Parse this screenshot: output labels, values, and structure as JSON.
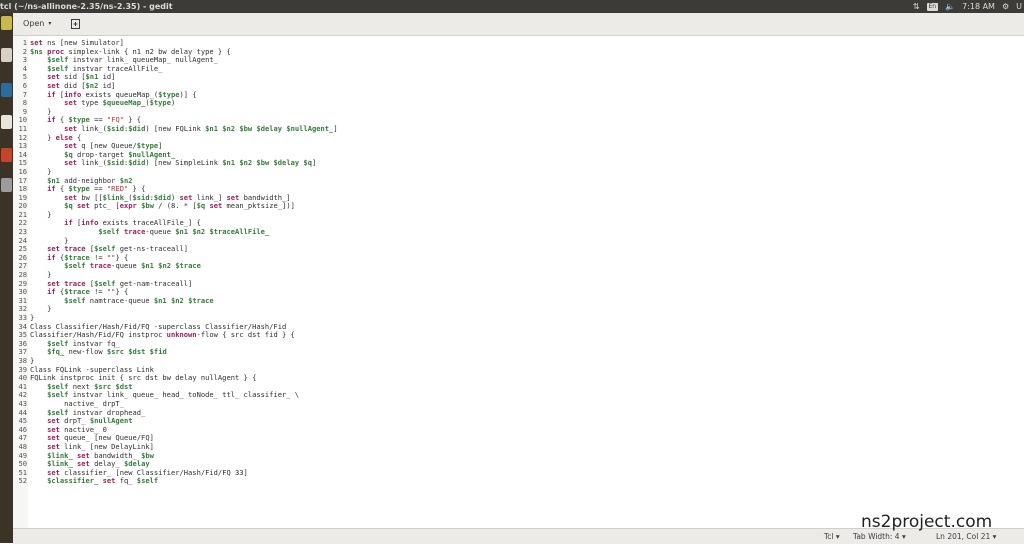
{
  "window": {
    "title": "tcl (~/ns-allinone-2.35/ns-2.35) - gedit"
  },
  "tray": {
    "keyboard": "En",
    "time": "7:18 AM",
    "user": "U"
  },
  "toolbar": {
    "open_label": "Open"
  },
  "status": {
    "lang": "Tcl",
    "tab_width": "Tab Width: 4",
    "position": "Ln 201, Col 21"
  },
  "watermark": "ns2project.com",
  "code_lines": [
    {
      "n": "1",
      "t": "<span class=\"k\">set</span> ns [new Simulator]"
    },
    {
      "n": "2",
      "t": "<span class=\"v\">$ns</span> <span class=\"k\">proc</span> simplex-link { n1 n2 bw delay type } {"
    },
    {
      "n": "3",
      "t": "    <span class=\"v\">$self</span> instvar link_ queueMap_ nullAgent_"
    },
    {
      "n": "4",
      "t": "    <span class=\"v\">$self</span> instvar traceAllFile_"
    },
    {
      "n": "5",
      "t": "    <span class=\"k\">set</span> sid [<span class=\"v\">$n1</span> id]"
    },
    {
      "n": "6",
      "t": "    <span class=\"k\">set</span> did [<span class=\"v\">$n2</span> id]"
    },
    {
      "n": "7",
      "t": "    <span class=\"k\">if</span> [<span class=\"k\">info</span> exists queueMap_(<span class=\"v\">$type</span>)] {"
    },
    {
      "n": "8",
      "t": "        <span class=\"k\">set</span> type <span class=\"v\">$queueMap_</span>(<span class=\"v\">$type</span>)"
    },
    {
      "n": "9",
      "t": "    }"
    },
    {
      "n": "10",
      "t": "    <span class=\"k\">if</span> { <span class=\"v\">$type</span> == <span class=\"s\">\"FQ\"</span> } {"
    },
    {
      "n": "11",
      "t": "        <span class=\"k\">set</span> link_(<span class=\"v\">$sid</span>:<span class=\"v\">$did</span>) [new FQLink <span class=\"v\">$n1</span> <span class=\"v\">$n2</span> <span class=\"v\">$bw</span> <span class=\"v\">$delay</span> <span class=\"v\">$nullAgent_</span>]"
    },
    {
      "n": "12",
      "t": "    } <span class=\"k\">else</span> {"
    },
    {
      "n": "13",
      "t": "        <span class=\"k\">set</span> q [new Queue/<span class=\"v\">$type</span>]"
    },
    {
      "n": "14",
      "t": "        <span class=\"v\">$q</span> drop-target <span class=\"v\">$nullAgent_</span>"
    },
    {
      "n": "15",
      "t": "        <span class=\"k\">set</span> link_(<span class=\"v\">$sid</span>:<span class=\"v\">$did</span>) [new SimpleLink <span class=\"v\">$n1</span> <span class=\"v\">$n2</span> <span class=\"v\">$bw</span> <span class=\"v\">$delay</span> <span class=\"v\">$q</span>]"
    },
    {
      "n": "16",
      "t": "    }"
    },
    {
      "n": "17",
      "t": "    <span class=\"v\">$n1</span> add-neighbor <span class=\"v\">$n2</span>"
    },
    {
      "n": "18",
      "t": "    <span class=\"k\">if</span> { <span class=\"v\">$type</span> == <span class=\"s\">\"RED\"</span> } {"
    },
    {
      "n": "19",
      "t": "        <span class=\"k\">set</span> bw [[<span class=\"v\">$link_</span>(<span class=\"v\">$sid</span>:<span class=\"v\">$did</span>) <span class=\"k\">set</span> link_] <span class=\"k\">set</span> bandwidth_]"
    },
    {
      "n": "20",
      "t": "        <span class=\"v\">$q</span> <span class=\"k\">set</span> ptc_ [<span class=\"k\">expr</span> <span class=\"v\">$bw</span> / (8. * [<span class=\"v\">$q</span> <span class=\"k\">set</span> mean_pktsize_])]"
    },
    {
      "n": "21",
      "t": "    }"
    },
    {
      "n": "22",
      "t": "        <span class=\"k\">if</span> [<span class=\"k\">info</span> exists traceAllFile_] {"
    },
    {
      "n": "23",
      "t": "                <span class=\"v\">$self</span> <span class=\"k\">trace</span>-queue <span class=\"v\">$n1</span> <span class=\"v\">$n2</span> <span class=\"v\">$traceAllFile_</span>"
    },
    {
      "n": "24",
      "t": "        }"
    },
    {
      "n": "25",
      "t": "    <span class=\"k\">set</span> <span class=\"k\">trace</span> [<span class=\"v\">$self</span> get-ns-traceall]"
    },
    {
      "n": "26",
      "t": "    <span class=\"k\">if</span> {<span class=\"v\">$trace</span> != <span class=\"s\">\"\"</span>} {"
    },
    {
      "n": "27",
      "t": "        <span class=\"v\">$self</span> <span class=\"k\">trace</span>-queue <span class=\"v\">$n1</span> <span class=\"v\">$n2</span> <span class=\"v\">$trace</span>"
    },
    {
      "n": "28",
      "t": "    }"
    },
    {
      "n": "29",
      "t": "    <span class=\"k\">set</span> <span class=\"k\">trace</span> [<span class=\"v\">$self</span> get-nam-traceall]"
    },
    {
      "n": "30",
      "t": "    <span class=\"k\">if</span> {<span class=\"v\">$trace</span> != <span class=\"s\">\"\"</span>} {"
    },
    {
      "n": "31",
      "t": "        <span class=\"v\">$self</span> namtrace-queue <span class=\"v\">$n1</span> <span class=\"v\">$n2</span> <span class=\"v\">$trace</span>"
    },
    {
      "n": "32",
      "t": "    }"
    },
    {
      "n": "33",
      "t": "}"
    },
    {
      "n": "34",
      "t": "Class Classifier/Hash/Fid/FQ -superclass Classifier/Hash/Fid"
    },
    {
      "n": "35",
      "t": "Classifier/Hash/Fid/FQ instproc <span class=\"k\">unknown</span>-flow { src dst fid } {"
    },
    {
      "n": "36",
      "t": "    <span class=\"v\">$self</span> instvar fq_"
    },
    {
      "n": "37",
      "t": "    <span class=\"v\">$fq_</span> new-flow <span class=\"v\">$src</span> <span class=\"v\">$dst</span> <span class=\"v\">$fid</span>"
    },
    {
      "n": "38",
      "t": "}"
    },
    {
      "n": "39",
      "t": "Class FQLink -superclass Link"
    },
    {
      "n": "40",
      "t": "FQLink instproc init { src dst bw delay nullAgent } {"
    },
    {
      "n": "41",
      "t": "    <span class=\"v\">$self</span> next <span class=\"v\">$src</span> <span class=\"v\">$dst</span>"
    },
    {
      "n": "42",
      "t": "    <span class=\"v\">$self</span> instvar link_ queue_ head_ toNode_ ttl_ classifier_ \\"
    },
    {
      "n": "43",
      "t": "        nactive_ drpT_"
    },
    {
      "n": "44",
      "t": "    <span class=\"v\">$self</span> instvar drophead_"
    },
    {
      "n": "45",
      "t": "    <span class=\"k\">set</span> drpT_ <span class=\"v\">$nullAgent</span>"
    },
    {
      "n": "46",
      "t": "    <span class=\"k\">set</span> nactive_ 0"
    },
    {
      "n": "47",
      "t": "    <span class=\"k\">set</span> queue_ [new Queue/FQ]"
    },
    {
      "n": "48",
      "t": "    <span class=\"k\">set</span> link_ [new DelayLink]"
    },
    {
      "n": "49",
      "t": "    <span class=\"v\">$link_</span> <span class=\"k\">set</span> bandwidth_ <span class=\"v\">$bw</span>"
    },
    {
      "n": "50",
      "t": "    <span class=\"v\">$link_</span> <span class=\"k\">set</span> delay_ <span class=\"v\">$delay</span>"
    },
    {
      "n": "51",
      "t": "    <span class=\"k\">set</span> classifier_ [new Classifier/Hash/Fid/FQ 33]"
    },
    {
      "n": "52",
      "t": "    <span class=\"v\">$classifier_</span> <span class=\"k\">set</span> fq_ <span class=\"v\">$self</span>"
    }
  ]
}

....

Written problem
Omit the pictures. Transcribe every record exactly.

Complete answer
Parse this screenshot: output labels, values, and structure as JSON.
{
  "window": {
    "title": "tcl (~/ns-allinone-2.35/ns-2.35) - gedit"
  },
  "tray": {
    "keyboard": "En",
    "time": "7:18 AM",
    "user": "U"
  },
  "toolbar": {
    "open_label": "Open"
  },
  "status": {
    "lang": "Tcl",
    "tab_width": "Tab Width: 4",
    "position": "Ln 201, Col 21"
  },
  "watermark": "ns2project.com",
  "code_lines": [
    {
      "n": "1",
      "t": "<span class=\"k\">set</span> ns [new Simulator]"
    },
    {
      "n": "2",
      "t": "<span class=\"v\">$ns</span> <span class=\"k\">proc</span> simplex-link { n1 n2 bw delay type } {"
    },
    {
      "n": "3",
      "t": "    <span class=\"v\">$self</span> instvar link_ queueMap_ nullAgent_"
    },
    {
      "n": "4",
      "t": "    <span class=\"v\">$self</span> instvar traceAllFile_"
    },
    {
      "n": "5",
      "t": "    <span class=\"k\">set</span> sid [<span class=\"v\">$n1</span> id]"
    },
    {
      "n": "6",
      "t": "    <span class=\"k\">set</span> did [<span class=\"v\">$n2</span> id]"
    },
    {
      "n": "7",
      "t": "    <span class=\"k\">if</span> [<span class=\"k\">info</span> exists queueMap_(<span class=\"v\">$type</span>)] {"
    },
    {
      "n": "8",
      "t": "        <span class=\"k\">set</span> type <span class=\"v\">$queueMap_</span>(<span class=\"v\">$type</span>)"
    },
    {
      "n": "9",
      "t": "    }"
    },
    {
      "n": "10",
      "t": "    <span class=\"k\">if</span> { <span class=\"v\">$type</span> == <span class=\"s\">\"FQ\"</span> } {"
    },
    {
      "n": "11",
      "t": "        <span class=\"k\">set</span> link_(<span class=\"v\">$sid</span>:<span class=\"v\">$did</span>) [new FQLink <span class=\"v\">$n1</span> <span class=\"v\">$n2</span> <span class=\"v\">$bw</span> <span class=\"v\">$delay</span> <span class=\"v\">$nullAgent_</span>]"
    },
    {
      "n": "12",
      "t": "    } <span class=\"k\">else</span> {"
    },
    {
      "n": "13",
      "t": "        <span class=\"k\">set</span> q [new Queue/<span class=\"v\">$type</span>]"
    },
    {
      "n": "14",
      "t": "        <span class=\"v\">$q</span> drop-target <span class=\"v\">$nullAgent_</span>"
    },
    {
      "n": "15",
      "t": "        <span class=\"k\">set</span> link_(<span class=\"v\">$sid</span>:<span class=\"v\">$did</span>) [new SimpleLink <span class=\"v\">$n1</span> <span class=\"v\">$n2</span> <span class=\"v\">$bw</span> <span class=\"v\">$delay</span> <span class=\"v\">$q</span>]"
    },
    {
      "n": "16",
      "t": "    }"
    },
    {
      "n": "17",
      "t": "    <span class=\"v\">$n1</span> add-neighbor <span class=\"v\">$n2</span>"
    },
    {
      "n": "18",
      "t": "    <span class=\"k\">if</span> { <span class=\"v\">$type</span> == <span class=\"s\">\"RED\"</span> } {"
    },
    {
      "n": "19",
      "t": "        <span class=\"k\">set</span> bw [[<span class=\"v\">$link_</span>(<span class=\"v\">$sid</span>:<span class=\"v\">$did</span>) <span class=\"k\">set</span> link_] <span class=\"k\">set</span> bandwidth_]"
    },
    {
      "n": "20",
      "t": "        <span class=\"v\">$q</span> <span class=\"k\">set</span> ptc_ [<span class=\"k\">expr</span> <span class=\"v\">$bw</span> / (8. * [<span class=\"v\">$q</span> <span class=\"k\">set</span> mean_pktsize_])]"
    },
    {
      "n": "21",
      "t": "    }"
    },
    {
      "n": "22",
      "t": "        <span class=\"k\">if</span> [<span class=\"k\">info</span> exists traceAllFile_] {"
    },
    {
      "n": "23",
      "t": "                <span class=\"v\">$self</span> <span class=\"k\">trace</span>-queue <span class=\"v\">$n1</span> <span class=\"v\">$n2</span> <span class=\"v\">$traceAllFile_</span>"
    },
    {
      "n": "24",
      "t": "        }"
    },
    {
      "n": "25",
      "t": "    <span class=\"k\">set</span> <span class=\"k\">trace</span> [<span class=\"v\">$self</span> get-ns-traceall]"
    },
    {
      "n": "26",
      "t": "    <span class=\"k\">if</span> {<span class=\"v\">$trace</span> != <span class=\"s\">\"\"</span>} {"
    },
    {
      "n": "27",
      "t": "        <span class=\"v\">$self</span> <span class=\"k\">trace</span>-queue <span class=\"v\">$n1</span> <span class=\"v\">$n2</span> <span class=\"v\">$trace</span>"
    },
    {
      "n": "28",
      "t": "    }"
    },
    {
      "n": "29",
      "t": "    <span class=\"k\">set</span> <span class=\"k\">trace</span> [<span class=\"v\">$self</span> get-nam-traceall]"
    },
    {
      "n": "30",
      "t": "    <span class=\"k\">if</span> {<span class=\"v\">$trace</span> != <span class=\"s\">\"\"</span>} {"
    },
    {
      "n": "31",
      "t": "        <span class=\"v\">$self</span> namtrace-queue <span class=\"v\">$n1</span> <span class=\"v\">$n2</span> <span class=\"v\">$trace</span>"
    },
    {
      "n": "32",
      "t": "    }"
    },
    {
      "n": "33",
      "t": "}"
    },
    {
      "n": "34",
      "t": "Class Classifier/Hash/Fid/FQ -superclass Classifier/Hash/Fid"
    },
    {
      "n": "35",
      "t": "Classifier/Hash/Fid/FQ instproc <span class=\"k\">unknown</span>-flow { src dst fid } {"
    },
    {
      "n": "36",
      "t": "    <span class=\"v\">$self</span> instvar fq_"
    },
    {
      "n": "37",
      "t": "    <span class=\"v\">$fq_</span> new-flow <span class=\"v\">$src</span> <span class=\"v\">$dst</span> <span class=\"v\">$fid</span>"
    },
    {
      "n": "38",
      "t": "}"
    },
    {
      "n": "39",
      "t": "Class FQLink -superclass Link"
    },
    {
      "n": "40",
      "t": "FQLink instproc init { src dst bw delay nullAgent } {"
    },
    {
      "n": "41",
      "t": "    <span class=\"v\">$self</span> next <span class=\"v\">$src</span> <span class=\"v\">$dst</span>"
    },
    {
      "n": "42",
      "t": "    <span class=\"v\">$self</span> instvar link_ queue_ head_ toNode_ ttl_ classifier_ \\"
    },
    {
      "n": "43",
      "t": "        nactive_ drpT_"
    },
    {
      "n": "44",
      "t": "    <span class=\"v\">$self</span> instvar drophead_"
    },
    {
      "n": "45",
      "t": "    <span class=\"k\">set</span> drpT_ <span class=\"v\">$nullAgent</span>"
    },
    {
      "n": "46",
      "t": "    <span class=\"k\">set</span> nactive_ 0"
    },
    {
      "n": "47",
      "t": "    <span class=\"k\">set</span> queue_ [new Queue/FQ]"
    },
    {
      "n": "48",
      "t": "    <span class=\"k\">set</span> link_ [new DelayLink]"
    },
    {
      "n": "49",
      "t": "    <span class=\"v\">$link_</span> <span class=\"k\">set</span> bandwidth_ <span class=\"v\">$bw</span>"
    },
    {
      "n": "50",
      "t": "    <span class=\"v\">$link_</span> <span class=\"k\">set</span> delay_ <span class=\"v\">$delay</span>"
    },
    {
      "n": "51",
      "t": "    <span class=\"k\">set</span> classifier_ [new Classifier/Hash/Fid/FQ 33]"
    },
    {
      "n": "52",
      "t": "    <span class=\"v\">$classifier_</span> <span class=\"k\">set</span> fq_ <span class=\"v\">$self</span>"
    }
  ]
}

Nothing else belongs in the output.